▶ [Problem statement]: Count the lines below that contain the string "element", treating uppercase and lowercase as different, and reply with the number alone.

▶ [Data for this task]:
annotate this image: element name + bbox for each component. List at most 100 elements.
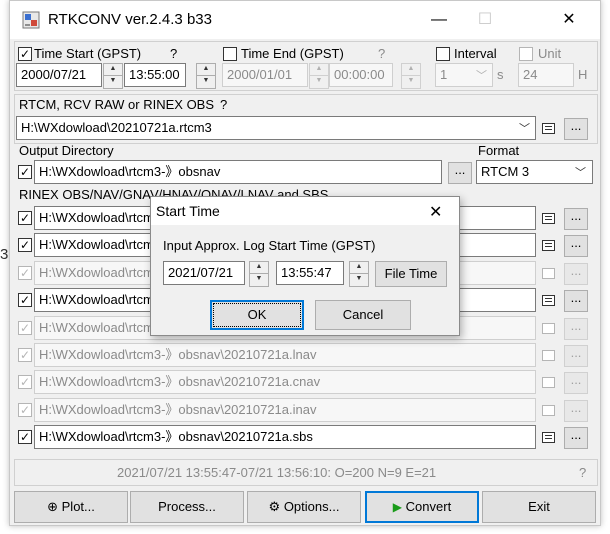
--
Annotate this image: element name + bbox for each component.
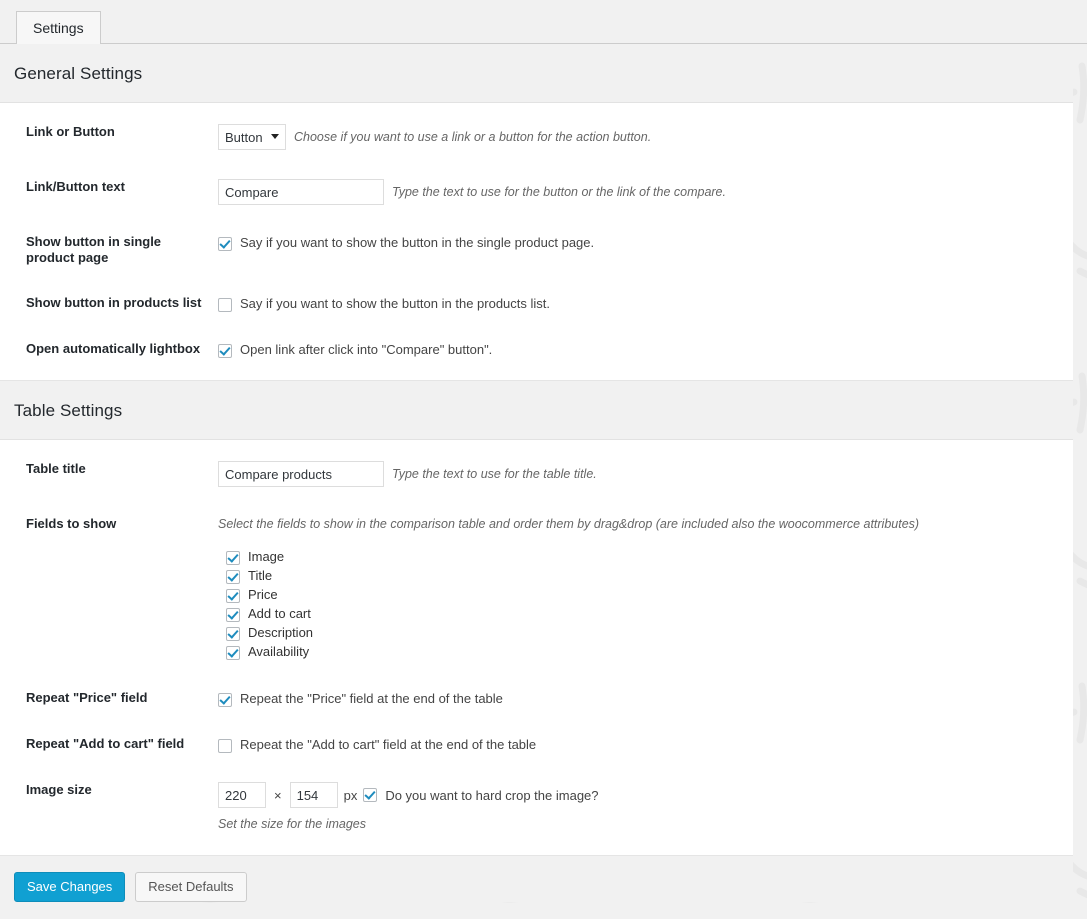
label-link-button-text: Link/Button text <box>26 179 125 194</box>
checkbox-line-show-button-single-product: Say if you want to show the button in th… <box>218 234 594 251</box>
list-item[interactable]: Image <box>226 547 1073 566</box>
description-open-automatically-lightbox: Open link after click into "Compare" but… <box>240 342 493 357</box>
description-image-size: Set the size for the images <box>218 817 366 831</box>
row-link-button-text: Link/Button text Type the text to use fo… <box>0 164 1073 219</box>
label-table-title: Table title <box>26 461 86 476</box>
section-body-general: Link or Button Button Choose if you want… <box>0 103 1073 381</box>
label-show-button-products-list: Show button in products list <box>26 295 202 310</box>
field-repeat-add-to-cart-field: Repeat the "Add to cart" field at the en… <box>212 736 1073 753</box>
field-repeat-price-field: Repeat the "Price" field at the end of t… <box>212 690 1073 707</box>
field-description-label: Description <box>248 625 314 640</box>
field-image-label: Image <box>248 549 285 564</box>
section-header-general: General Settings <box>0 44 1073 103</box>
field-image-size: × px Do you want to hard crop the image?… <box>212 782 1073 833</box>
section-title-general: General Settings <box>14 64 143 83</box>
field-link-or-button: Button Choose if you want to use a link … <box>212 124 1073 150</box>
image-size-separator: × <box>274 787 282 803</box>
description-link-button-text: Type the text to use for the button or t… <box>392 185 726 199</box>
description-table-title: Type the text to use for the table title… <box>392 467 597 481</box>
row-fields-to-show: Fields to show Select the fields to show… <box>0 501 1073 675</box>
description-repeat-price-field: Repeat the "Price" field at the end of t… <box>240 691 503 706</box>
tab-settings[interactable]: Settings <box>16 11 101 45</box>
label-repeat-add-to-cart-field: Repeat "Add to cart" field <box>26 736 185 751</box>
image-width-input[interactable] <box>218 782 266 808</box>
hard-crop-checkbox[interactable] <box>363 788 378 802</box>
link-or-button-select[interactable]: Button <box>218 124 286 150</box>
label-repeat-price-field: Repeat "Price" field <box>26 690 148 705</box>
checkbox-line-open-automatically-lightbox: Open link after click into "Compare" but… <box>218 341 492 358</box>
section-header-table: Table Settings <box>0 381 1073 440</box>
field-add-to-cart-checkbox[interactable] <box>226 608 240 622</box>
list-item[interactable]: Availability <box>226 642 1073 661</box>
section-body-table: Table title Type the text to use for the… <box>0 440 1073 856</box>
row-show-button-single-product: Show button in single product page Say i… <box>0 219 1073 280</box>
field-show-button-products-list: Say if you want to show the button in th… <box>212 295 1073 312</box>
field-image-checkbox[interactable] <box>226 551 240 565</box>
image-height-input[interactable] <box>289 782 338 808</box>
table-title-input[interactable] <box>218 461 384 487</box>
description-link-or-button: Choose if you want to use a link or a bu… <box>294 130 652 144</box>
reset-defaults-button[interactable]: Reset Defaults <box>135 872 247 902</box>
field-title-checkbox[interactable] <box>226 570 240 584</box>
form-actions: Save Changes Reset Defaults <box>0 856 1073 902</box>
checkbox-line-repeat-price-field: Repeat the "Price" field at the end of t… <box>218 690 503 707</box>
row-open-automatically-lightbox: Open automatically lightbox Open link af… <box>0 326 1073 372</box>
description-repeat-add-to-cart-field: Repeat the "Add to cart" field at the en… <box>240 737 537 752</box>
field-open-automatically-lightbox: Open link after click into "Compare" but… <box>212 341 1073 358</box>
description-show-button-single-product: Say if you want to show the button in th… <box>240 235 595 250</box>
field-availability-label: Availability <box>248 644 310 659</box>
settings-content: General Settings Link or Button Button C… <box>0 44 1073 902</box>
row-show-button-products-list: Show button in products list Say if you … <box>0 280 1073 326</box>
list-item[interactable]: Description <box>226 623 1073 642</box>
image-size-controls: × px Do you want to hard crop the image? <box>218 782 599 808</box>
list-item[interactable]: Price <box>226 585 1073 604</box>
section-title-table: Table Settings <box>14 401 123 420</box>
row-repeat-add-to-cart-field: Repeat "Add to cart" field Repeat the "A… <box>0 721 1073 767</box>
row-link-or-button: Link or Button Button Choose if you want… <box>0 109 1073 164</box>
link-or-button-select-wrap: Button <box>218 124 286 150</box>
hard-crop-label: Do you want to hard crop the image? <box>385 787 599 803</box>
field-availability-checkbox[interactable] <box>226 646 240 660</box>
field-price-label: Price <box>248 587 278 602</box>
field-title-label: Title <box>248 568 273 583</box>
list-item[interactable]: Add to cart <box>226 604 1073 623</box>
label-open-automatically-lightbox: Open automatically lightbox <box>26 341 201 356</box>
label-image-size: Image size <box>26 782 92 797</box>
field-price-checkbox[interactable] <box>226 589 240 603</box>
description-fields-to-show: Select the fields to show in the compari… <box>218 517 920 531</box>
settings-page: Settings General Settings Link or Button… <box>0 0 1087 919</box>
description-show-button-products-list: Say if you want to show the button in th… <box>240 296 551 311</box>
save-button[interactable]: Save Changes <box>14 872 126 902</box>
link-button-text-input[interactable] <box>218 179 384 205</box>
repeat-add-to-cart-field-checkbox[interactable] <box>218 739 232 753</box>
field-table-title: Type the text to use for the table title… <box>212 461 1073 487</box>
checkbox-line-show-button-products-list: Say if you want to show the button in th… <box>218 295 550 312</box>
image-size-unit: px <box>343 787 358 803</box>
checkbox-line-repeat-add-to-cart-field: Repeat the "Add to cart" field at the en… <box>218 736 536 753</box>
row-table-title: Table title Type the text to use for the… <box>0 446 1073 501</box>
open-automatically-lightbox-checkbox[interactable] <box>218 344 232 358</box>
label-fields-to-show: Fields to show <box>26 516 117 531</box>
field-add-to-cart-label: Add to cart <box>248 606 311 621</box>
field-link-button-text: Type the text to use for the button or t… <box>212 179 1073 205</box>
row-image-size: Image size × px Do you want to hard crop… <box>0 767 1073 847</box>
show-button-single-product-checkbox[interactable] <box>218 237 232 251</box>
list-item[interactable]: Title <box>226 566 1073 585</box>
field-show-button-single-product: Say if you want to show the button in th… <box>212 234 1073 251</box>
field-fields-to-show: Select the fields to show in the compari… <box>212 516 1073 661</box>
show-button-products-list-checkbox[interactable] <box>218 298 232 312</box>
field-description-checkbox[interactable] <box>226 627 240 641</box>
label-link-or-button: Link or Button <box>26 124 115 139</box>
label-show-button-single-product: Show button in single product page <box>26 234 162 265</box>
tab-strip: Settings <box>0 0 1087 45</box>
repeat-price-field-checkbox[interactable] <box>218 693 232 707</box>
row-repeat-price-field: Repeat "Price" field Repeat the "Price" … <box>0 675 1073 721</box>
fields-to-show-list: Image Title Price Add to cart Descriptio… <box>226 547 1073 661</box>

▶ [Solution]: 2